§ **TASK DESCRIPTION**
Your task is to output the data exactly as it stands.

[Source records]
* * * *
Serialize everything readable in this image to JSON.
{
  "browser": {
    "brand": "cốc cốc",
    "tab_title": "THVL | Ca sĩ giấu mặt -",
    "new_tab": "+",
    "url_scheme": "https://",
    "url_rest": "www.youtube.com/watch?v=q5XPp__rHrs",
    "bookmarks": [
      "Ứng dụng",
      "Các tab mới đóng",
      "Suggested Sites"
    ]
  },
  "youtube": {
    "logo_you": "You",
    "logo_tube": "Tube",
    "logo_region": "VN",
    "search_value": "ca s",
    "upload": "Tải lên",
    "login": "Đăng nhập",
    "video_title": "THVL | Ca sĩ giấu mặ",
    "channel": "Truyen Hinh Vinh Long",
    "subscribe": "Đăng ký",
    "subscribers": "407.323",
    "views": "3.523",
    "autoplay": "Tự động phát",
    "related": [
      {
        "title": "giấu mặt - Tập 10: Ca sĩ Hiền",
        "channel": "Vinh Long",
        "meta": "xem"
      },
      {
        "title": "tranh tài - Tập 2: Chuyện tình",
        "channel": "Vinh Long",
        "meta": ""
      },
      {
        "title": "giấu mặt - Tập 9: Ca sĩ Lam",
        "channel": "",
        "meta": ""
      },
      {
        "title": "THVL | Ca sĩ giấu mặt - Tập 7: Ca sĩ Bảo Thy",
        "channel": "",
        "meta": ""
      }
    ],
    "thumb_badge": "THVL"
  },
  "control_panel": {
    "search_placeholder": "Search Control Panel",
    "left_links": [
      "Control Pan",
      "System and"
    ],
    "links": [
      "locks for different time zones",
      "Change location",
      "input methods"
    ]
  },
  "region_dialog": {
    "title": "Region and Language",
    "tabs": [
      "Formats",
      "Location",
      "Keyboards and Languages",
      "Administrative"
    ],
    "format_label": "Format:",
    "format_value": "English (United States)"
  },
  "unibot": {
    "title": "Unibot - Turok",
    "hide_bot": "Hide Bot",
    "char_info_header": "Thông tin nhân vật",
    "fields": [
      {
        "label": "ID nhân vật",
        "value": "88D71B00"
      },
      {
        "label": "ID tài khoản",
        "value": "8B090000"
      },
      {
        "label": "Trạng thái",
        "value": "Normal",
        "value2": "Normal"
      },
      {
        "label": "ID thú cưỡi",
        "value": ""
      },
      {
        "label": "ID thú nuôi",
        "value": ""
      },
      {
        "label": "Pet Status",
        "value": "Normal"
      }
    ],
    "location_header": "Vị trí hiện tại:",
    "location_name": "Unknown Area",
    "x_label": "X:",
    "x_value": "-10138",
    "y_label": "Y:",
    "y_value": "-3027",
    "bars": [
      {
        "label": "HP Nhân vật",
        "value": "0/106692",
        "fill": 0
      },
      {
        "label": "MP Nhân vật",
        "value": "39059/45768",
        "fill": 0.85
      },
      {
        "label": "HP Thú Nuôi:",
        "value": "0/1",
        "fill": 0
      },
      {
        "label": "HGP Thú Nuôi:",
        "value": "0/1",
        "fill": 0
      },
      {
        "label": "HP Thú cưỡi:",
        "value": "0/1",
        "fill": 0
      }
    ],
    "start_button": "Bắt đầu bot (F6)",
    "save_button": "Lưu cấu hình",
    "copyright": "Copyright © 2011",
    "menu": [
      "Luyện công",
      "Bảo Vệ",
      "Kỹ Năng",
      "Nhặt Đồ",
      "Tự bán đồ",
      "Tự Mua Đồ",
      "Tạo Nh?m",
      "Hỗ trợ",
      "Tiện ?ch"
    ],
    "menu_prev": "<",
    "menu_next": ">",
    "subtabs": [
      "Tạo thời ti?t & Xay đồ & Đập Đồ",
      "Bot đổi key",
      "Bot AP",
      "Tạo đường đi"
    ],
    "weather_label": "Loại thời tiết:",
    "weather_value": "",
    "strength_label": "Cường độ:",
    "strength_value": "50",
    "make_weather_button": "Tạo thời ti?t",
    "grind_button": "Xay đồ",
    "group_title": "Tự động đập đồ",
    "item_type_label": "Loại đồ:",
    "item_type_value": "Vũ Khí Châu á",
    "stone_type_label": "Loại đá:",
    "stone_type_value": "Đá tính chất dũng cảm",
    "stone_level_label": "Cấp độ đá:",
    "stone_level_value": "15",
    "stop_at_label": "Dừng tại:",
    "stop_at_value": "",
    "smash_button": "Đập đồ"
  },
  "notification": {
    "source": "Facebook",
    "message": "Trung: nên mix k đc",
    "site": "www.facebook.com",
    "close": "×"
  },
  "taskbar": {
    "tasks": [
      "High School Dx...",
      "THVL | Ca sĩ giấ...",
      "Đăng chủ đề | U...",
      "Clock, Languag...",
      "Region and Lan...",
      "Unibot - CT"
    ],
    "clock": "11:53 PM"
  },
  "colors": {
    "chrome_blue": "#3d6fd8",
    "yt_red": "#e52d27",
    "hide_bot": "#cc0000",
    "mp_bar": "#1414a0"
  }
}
* * * *
§ **SOLUTION FOR THIS EXERCISE**
Serialize everything readable in this image to JSON.
{
  "browser": {
    "brand": "cốc cốc",
    "tab_title": "THVL | Ca sĩ giấu mặt -",
    "new_tab": "+",
    "url_scheme": "https://",
    "url_rest": "www.youtube.com/watch?v=q5XPp__rHrs",
    "bookmarks": [
      "Ứng dụng",
      "Các tab mới đóng",
      "Suggested Sites"
    ]
  },
  "youtube": {
    "logo_you": "You",
    "logo_tube": "Tube",
    "logo_region": "VN",
    "search_value": "ca s",
    "upload": "Tải lên",
    "login": "Đăng nhập",
    "video_title": "THVL | Ca sĩ giấu mặ",
    "channel": "Truyen Hinh Vinh Long",
    "subscribe": "Đăng ký",
    "subscribers": "407.323",
    "views": "3.523",
    "autoplay": "Tự động phát",
    "related": [
      {
        "title": "giấu mặt - Tập 10: Ca sĩ Hiền",
        "channel": "Vinh Long",
        "meta": "xem"
      },
      {
        "title": "tranh tài - Tập 2: Chuyện tình",
        "channel": "Vinh Long",
        "meta": ""
      },
      {
        "title": "giấu mặt - Tập 9: Ca sĩ Lam",
        "channel": "",
        "meta": ""
      },
      {
        "title": "THVL | Ca sĩ giấu mặt - Tập 7: Ca sĩ Bảo Thy",
        "channel": "",
        "meta": ""
      }
    ],
    "thumb_badge": "THVL"
  },
  "control_panel": {
    "search_placeholder": "Search Control Panel",
    "left_links": [
      "Control Pan",
      "System and"
    ],
    "links": [
      "locks for different time zones",
      "Change location",
      "input methods"
    ]
  },
  "region_dialog": {
    "title": "Region and Language",
    "tabs": [
      "Formats",
      "Location",
      "Keyboards and Languages",
      "Administrative"
    ],
    "format_label": "Format:",
    "format_value": "English (United States)"
  },
  "unibot": {
    "title": "Unibot - Turok",
    "hide_bot": "Hide Bot",
    "char_info_header": "Thông tin nhân vật",
    "fields": [
      {
        "label": "ID nhân vật",
        "value": "88D71B00"
      },
      {
        "label": "ID tài khoản",
        "value": "8B090000"
      },
      {
        "label": "Trạng thái",
        "value": "Normal",
        "value2": "Normal"
      },
      {
        "label": "ID thú cưỡi",
        "value": ""
      },
      {
        "label": "ID thú nuôi",
        "value": ""
      },
      {
        "label": "Pet Status",
        "value": "Normal"
      }
    ],
    "location_header": "Vị trí hiện tại:",
    "location_name": "Unknown Area",
    "x_label": "X:",
    "x_value": "-10138",
    "y_label": "Y:",
    "y_value": "-3027",
    "bars": [
      {
        "label": "HP Nhân vật",
        "value": "0/106692",
        "fill": 0
      },
      {
        "label": "MP Nhân vật",
        "value": "39059/45768",
        "fill": 0.85
      },
      {
        "label": "HP Thú Nuôi:",
        "value": "0/1",
        "fill": 0
      },
      {
        "label": "HGP Thú Nuôi:",
        "value": "0/1",
        "fill": 0
      },
      {
        "label": "HP Thú cưỡi:",
        "value": "0/1",
        "fill": 0
      }
    ],
    "start_button": "Bắt đầu bot (F6)",
    "save_button": "Lưu cấu hình",
    "copyright": "Copyright © 2011",
    "menu": [
      "Luyện công",
      "Bảo Vệ",
      "Kỹ Năng",
      "Nhặt Đồ",
      "Tự bán đồ",
      "Tự Mua Đồ",
      "Tạo Nh?m",
      "Hỗ trợ",
      "Tiện ?ch"
    ],
    "menu_prev": "<",
    "menu_next": ">",
    "subtabs": [
      "Tạo thời ti?t & Xay đồ & Đập Đồ",
      "Bot đổi key",
      "Bot AP",
      "Tạo đường đi"
    ],
    "weather_label": "Loại thời tiết:",
    "weather_value": "",
    "strength_label": "Cường độ:",
    "strength_value": "50",
    "make_weather_button": "Tạo thời ti?t",
    "grind_button": "Xay đồ",
    "group_title": "Tự động đập đồ",
    "item_type_label": "Loại đồ:",
    "item_type_value": "Vũ Khí Châu á",
    "stone_type_label": "Loại đá:",
    "stone_type_value": "Đá tính chất dũng cảm",
    "stone_level_label": "Cấp độ đá:",
    "stone_level_value": "15",
    "stop_at_label": "Dừng tại:",
    "stop_at_value": "",
    "smash_button": "Đập đồ"
  },
  "notification": {
    "source": "Facebook",
    "message": "Trung: nên mix k đc",
    "site": "www.facebook.com",
    "close": "×"
  },
  "taskbar": {
    "tasks": [
      "High School Dx...",
      "THVL | Ca sĩ giấ...",
      "Đăng chủ đề | U...",
      "Clock, Languag...",
      "Region and Lan...",
      "Unibot - CT"
    ],
    "clock": "11:53 PM"
  },
  "colors": {
    "chrome_blue": "#3d6fd8",
    "yt_red": "#e52d27",
    "hide_bot": "#cc0000",
    "mp_bar": "#1414a0"
  }
}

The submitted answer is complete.